Extracted records:
start
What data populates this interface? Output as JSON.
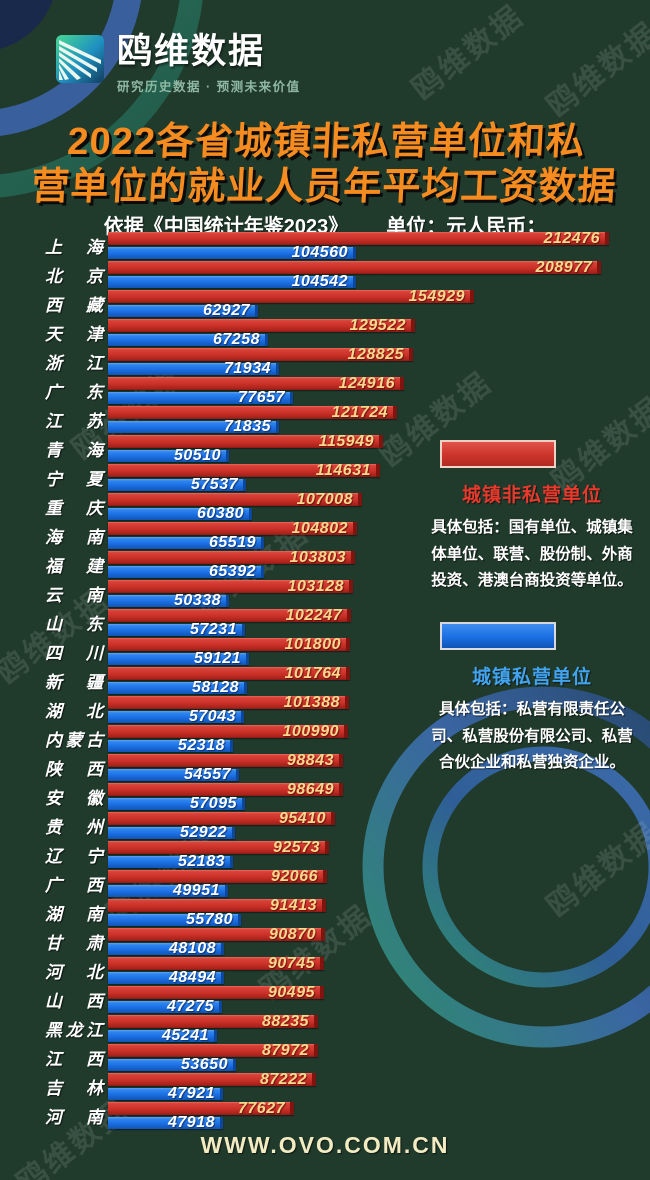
{
  "brand": {
    "name": "鸥维数据",
    "tagline": "研究历史数据 · 预测未来价值"
  },
  "title": {
    "line1": "2022各省城镇非私营单位和私",
    "line2": "营单位的就业人员年平均工资数据"
  },
  "subtitle": {
    "source": "依据《中国统计年鉴2023》",
    "unit": "单位：元人民币；"
  },
  "watermark_text": "鸥维数据",
  "footer": {
    "url": "WWW.OVO.COM.CN"
  },
  "legend": [
    {
      "label": "城镇非私营单位",
      "color": "#cc342a",
      "desc": "具体包括：国有单位、城镇集体单位、联营、股份制、外商投资、港澳台商投资等单位。"
    },
    {
      "label": "城镇私营单位",
      "color": "#1b6fe2",
      "desc": "具体包括：私营有限责任公司、私营股份有限公司、私营合伙企业和私营独资企业。"
    }
  ],
  "chart_data": {
    "type": "bar",
    "orientation": "horizontal",
    "title": "2022各省城镇非私营单位和私营单位的就业人员年平均工资数据",
    "unit": "元人民币",
    "source": "中国统计年鉴2023",
    "xlim": [
      0,
      212476
    ],
    "series": [
      {
        "name": "城镇非私营单位",
        "color": "#cc342a"
      },
      {
        "name": "城镇私营单位",
        "color": "#1b6fe2"
      }
    ],
    "rows": [
      {
        "province": "上海",
        "non_private": 212476,
        "private": 104560
      },
      {
        "province": "北京",
        "non_private": 208977,
        "private": 104542
      },
      {
        "province": "西藏",
        "non_private": 154929,
        "private": 62927
      },
      {
        "province": "天津",
        "non_private": 129522,
        "private": 67258
      },
      {
        "province": "浙江",
        "non_private": 128825,
        "private": 71934
      },
      {
        "province": "广东",
        "non_private": 124916,
        "private": 77657
      },
      {
        "province": "江苏",
        "non_private": 121724,
        "private": 71835
      },
      {
        "province": "青海",
        "non_private": 115949,
        "private": 50510
      },
      {
        "province": "宁夏",
        "non_private": 114631,
        "private": 57537
      },
      {
        "province": "重庆",
        "non_private": 107008,
        "private": 60380
      },
      {
        "province": "海南",
        "non_private": 104802,
        "private": 65519
      },
      {
        "province": "福建",
        "non_private": 103803,
        "private": 65392
      },
      {
        "province": "云南",
        "non_private": 103128,
        "private": 50338
      },
      {
        "province": "山东",
        "non_private": 102247,
        "private": 57231
      },
      {
        "province": "四川",
        "non_private": 101800,
        "private": 59121
      },
      {
        "province": "新疆",
        "non_private": 101764,
        "private": 58128
      },
      {
        "province": "湖北",
        "non_private": 101388,
        "private": 57043
      },
      {
        "province": "内蒙古",
        "non_private": 100990,
        "private": 52318
      },
      {
        "province": "陕西",
        "non_private": 98843,
        "private": 54557
      },
      {
        "province": "安徽",
        "non_private": 98649,
        "private": 57095
      },
      {
        "province": "贵州",
        "non_private": 95410,
        "private": 52922
      },
      {
        "province": "辽宁",
        "non_private": 92573,
        "private": 52183
      },
      {
        "province": "广西",
        "non_private": 92066,
        "private": 49951
      },
      {
        "province": "湖南",
        "non_private": 91413,
        "private": 55780
      },
      {
        "province": "甘肃",
        "non_private": 90870,
        "private": 48108
      },
      {
        "province": "河北",
        "non_private": 90745,
        "private": 48494
      },
      {
        "province": "山西",
        "non_private": 90495,
        "private": 47275
      },
      {
        "province": "黑龙江",
        "non_private": 88235,
        "private": 45241
      },
      {
        "province": "江西",
        "non_private": 87972,
        "private": 53650
      },
      {
        "province": "吉林",
        "non_private": 87222,
        "private": 47921
      },
      {
        "province": "河南",
        "non_private": 77627,
        "private": 47918
      }
    ]
  }
}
end
■ **Work to do**:
Quote the entries in full. Any image among them is to be omitted from the copy.

■ **Answer for the task**:
What data populates this interface? Output as JSON.
{
  "brand": {
    "name": "鸥维数据",
    "tagline": "研究历史数据 · 预测未来价值"
  },
  "title": {
    "line1": "2022各省城镇非私营单位和私",
    "line2": "营单位的就业人员年平均工资数据"
  },
  "subtitle": {
    "source": "依据《中国统计年鉴2023》",
    "unit": "单位：元人民币；"
  },
  "watermark_text": "鸥维数据",
  "footer": {
    "url": "WWW.OVO.COM.CN"
  },
  "legend": [
    {
      "label": "城镇非私营单位",
      "color": "#cc342a",
      "desc": "具体包括：国有单位、城镇集体单位、联营、股份制、外商投资、港澳台商投资等单位。"
    },
    {
      "label": "城镇私营单位",
      "color": "#1b6fe2",
      "desc": "具体包括：私营有限责任公司、私营股份有限公司、私营合伙企业和私营独资企业。"
    }
  ],
  "chart_data": {
    "type": "bar",
    "orientation": "horizontal",
    "title": "2022各省城镇非私营单位和私营单位的就业人员年平均工资数据",
    "unit": "元人民币",
    "source": "中国统计年鉴2023",
    "xlim": [
      0,
      212476
    ],
    "series": [
      {
        "name": "城镇非私营单位",
        "color": "#cc342a"
      },
      {
        "name": "城镇私营单位",
        "color": "#1b6fe2"
      }
    ],
    "rows": [
      {
        "province": "上海",
        "non_private": 212476,
        "private": 104560
      },
      {
        "province": "北京",
        "non_private": 208977,
        "private": 104542
      },
      {
        "province": "西藏",
        "non_private": 154929,
        "private": 62927
      },
      {
        "province": "天津",
        "non_private": 129522,
        "private": 67258
      },
      {
        "province": "浙江",
        "non_private": 128825,
        "private": 71934
      },
      {
        "province": "广东",
        "non_private": 124916,
        "private": 77657
      },
      {
        "province": "江苏",
        "non_private": 121724,
        "private": 71835
      },
      {
        "province": "青海",
        "non_private": 115949,
        "private": 50510
      },
      {
        "province": "宁夏",
        "non_private": 114631,
        "private": 57537
      },
      {
        "province": "重庆",
        "non_private": 107008,
        "private": 60380
      },
      {
        "province": "海南",
        "non_private": 104802,
        "private": 65519
      },
      {
        "province": "福建",
        "non_private": 103803,
        "private": 65392
      },
      {
        "province": "云南",
        "non_private": 103128,
        "private": 50338
      },
      {
        "province": "山东",
        "non_private": 102247,
        "private": 57231
      },
      {
        "province": "四川",
        "non_private": 101800,
        "private": 59121
      },
      {
        "province": "新疆",
        "non_private": 101764,
        "private": 58128
      },
      {
        "province": "湖北",
        "non_private": 101388,
        "private": 57043
      },
      {
        "province": "内蒙古",
        "non_private": 100990,
        "private": 52318
      },
      {
        "province": "陕西",
        "non_private": 98843,
        "private": 54557
      },
      {
        "province": "安徽",
        "non_private": 98649,
        "private": 57095
      },
      {
        "province": "贵州",
        "non_private": 95410,
        "private": 52922
      },
      {
        "province": "辽宁",
        "non_private": 92573,
        "private": 52183
      },
      {
        "province": "广西",
        "non_private": 92066,
        "private": 49951
      },
      {
        "province": "湖南",
        "non_private": 91413,
        "private": 55780
      },
      {
        "province": "甘肃",
        "non_private": 90870,
        "private": 48108
      },
      {
        "province": "河北",
        "non_private": 90745,
        "private": 48494
      },
      {
        "province": "山西",
        "non_private": 90495,
        "private": 47275
      },
      {
        "province": "黑龙江",
        "non_private": 88235,
        "private": 45241
      },
      {
        "province": "江西",
        "non_private": 87972,
        "private": 53650
      },
      {
        "province": "吉林",
        "non_private": 87222,
        "private": 47921
      },
      {
        "province": "河南",
        "non_private": 77627,
        "private": 47918
      }
    ]
  }
}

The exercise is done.